(Collected data entries)
▼▼▼

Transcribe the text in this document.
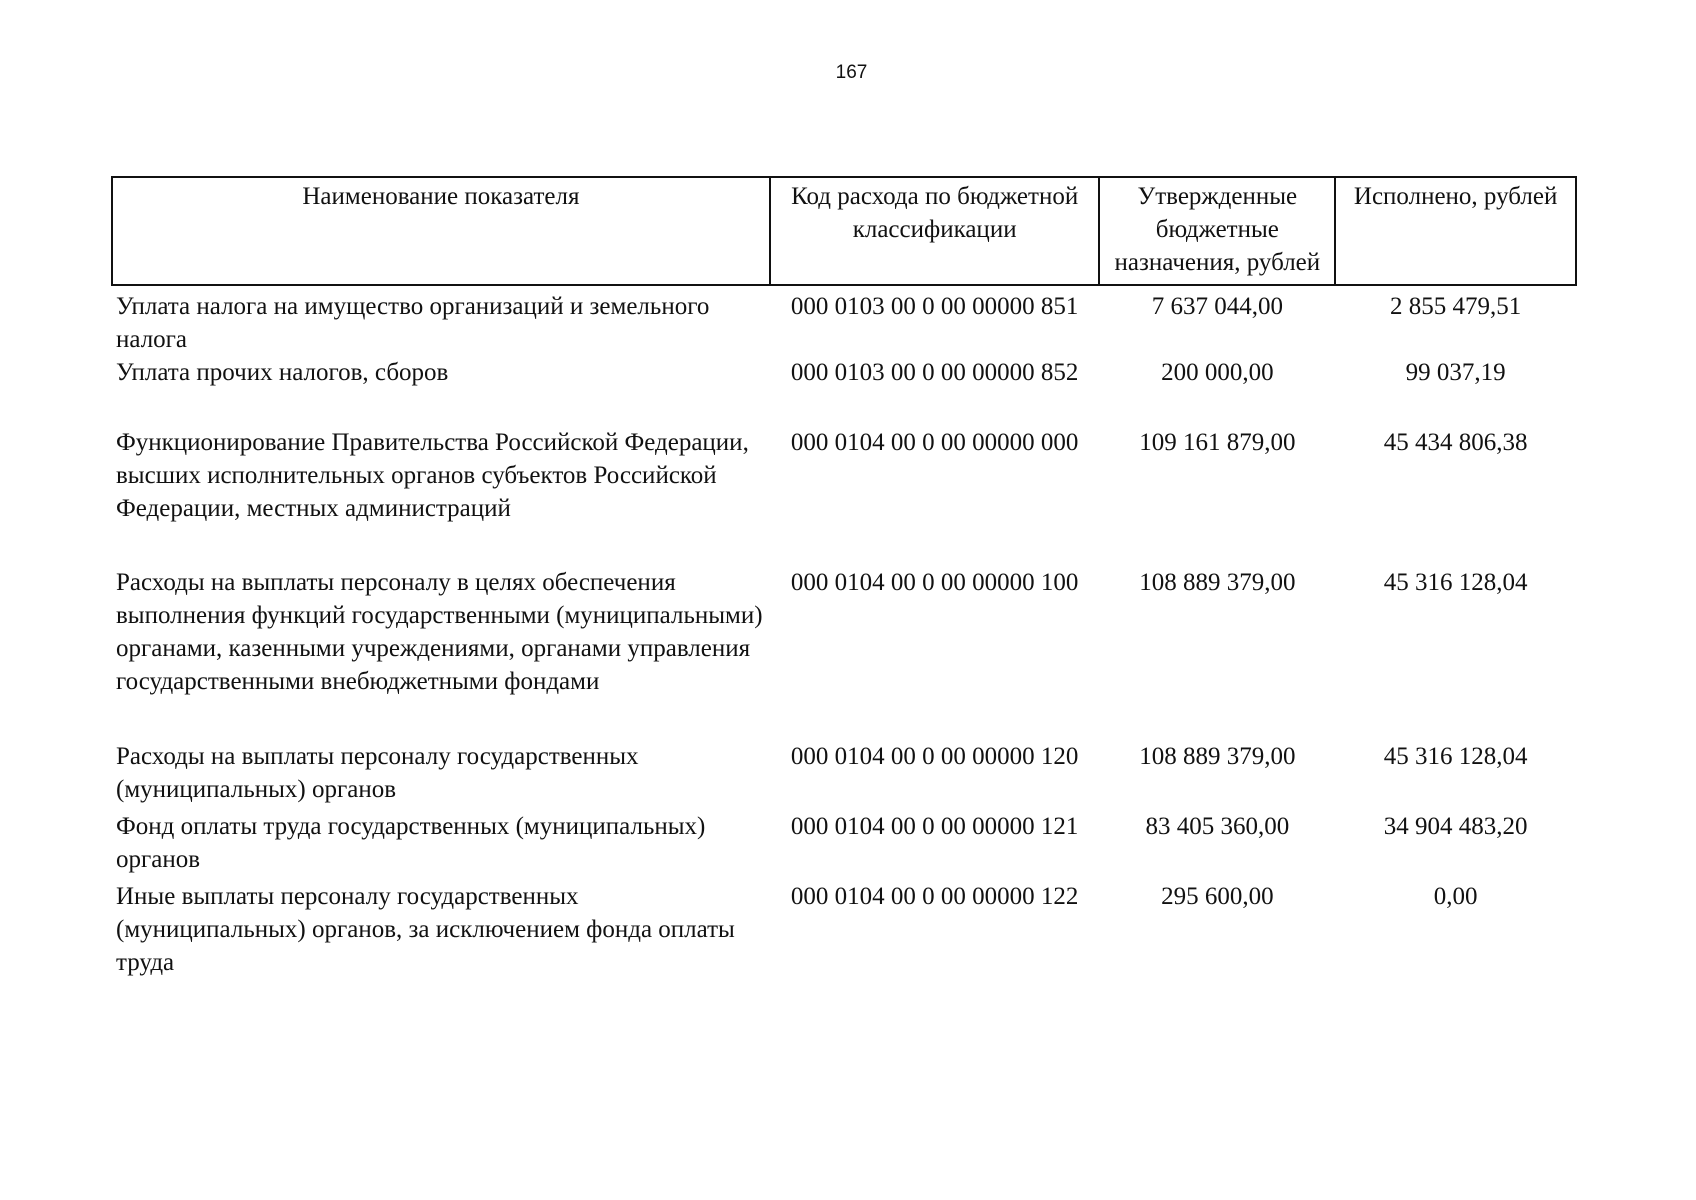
167
Наименование показателя	Код расхода по бюджетной классификации	Утвержденные бюджетные назначения, рублей	Исполнено, рублей
Уплата налога на имущество организаций и земельного налога	000 0103 00 0 00 00000 851	7 637 044,00	2 855 479,51
Уплата прочих налогов, сборов	000 0103 00 0 00 00000 852	200 000,00	99 037,19
Функционирование Правительства Российской Федерации, высших исполнительных органов субъектов Российской Федерации, местных администраций	000 0104 00 0 00 00000 000	109 161 879,00	45 434 806,38
Расходы на выплаты персоналу в целях обеспечения выполнения функций государственными (муниципальными) органами, казенными учреждениями, органами управления государственными внебюджетными фондами	000 0104 00 0 00 00000 100	108 889 379,00	45 316 128,04
Расходы на выплаты персоналу государственных (муниципальных) органов	000 0104 00 0 00 00000 120	108 889 379,00	45 316 128,04
Фонд оплаты труда государственных (муниципальных) органов	000 0104 00 0 00 00000 121	83 405 360,00	34 904 483,20
Иные выплаты персоналу государственных (муниципальных) органов, за исключением фонда оплаты труда	000 0104 00 0 00 00000 122	295 600,00	0,00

▲▲▲

The records above are to be reproduced exactly; the pictures are to be left out.

Transcribe the text in this document.
167
Наименование показателя	Код расхода по бюджетной классификации	Утвержденные бюджетные назначения, рублей	Исполнено, рублей
Уплата налога на имущество организаций и земельного налога	000 0103 00 0 00 00000 851	7 637 044,00	2 855 479,51
Уплата прочих налогов, сборов	000 0103 00 0 00 00000 852	200 000,00	99 037,19
Функционирование Правительства Российской Федерации, высших исполнительных органов субъектов Российской Федерации, местных администраций	000 0104 00 0 00 00000 000	109 161 879,00	45 434 806,38
Расходы на выплаты персоналу в целях обеспечения выполнения функций государственными (муниципальными) органами, казенными учреждениями, органами управления государственными внебюджетными фондами	000 0104 00 0 00 00000 100	108 889 379,00	45 316 128,04
Расходы на выплаты персоналу государственных (муниципальных) органов	000 0104 00 0 00 00000 120	108 889 379,00	45 316 128,04
Фонд оплаты труда государственных (муниципальных) органов	000 0104 00 0 00 00000 121	83 405 360,00	34 904 483,20
Иные выплаты персоналу государственных (муниципальных) органов, за исключением фонда оплаты труда	000 0104 00 0 00 00000 122	295 600,00	0,00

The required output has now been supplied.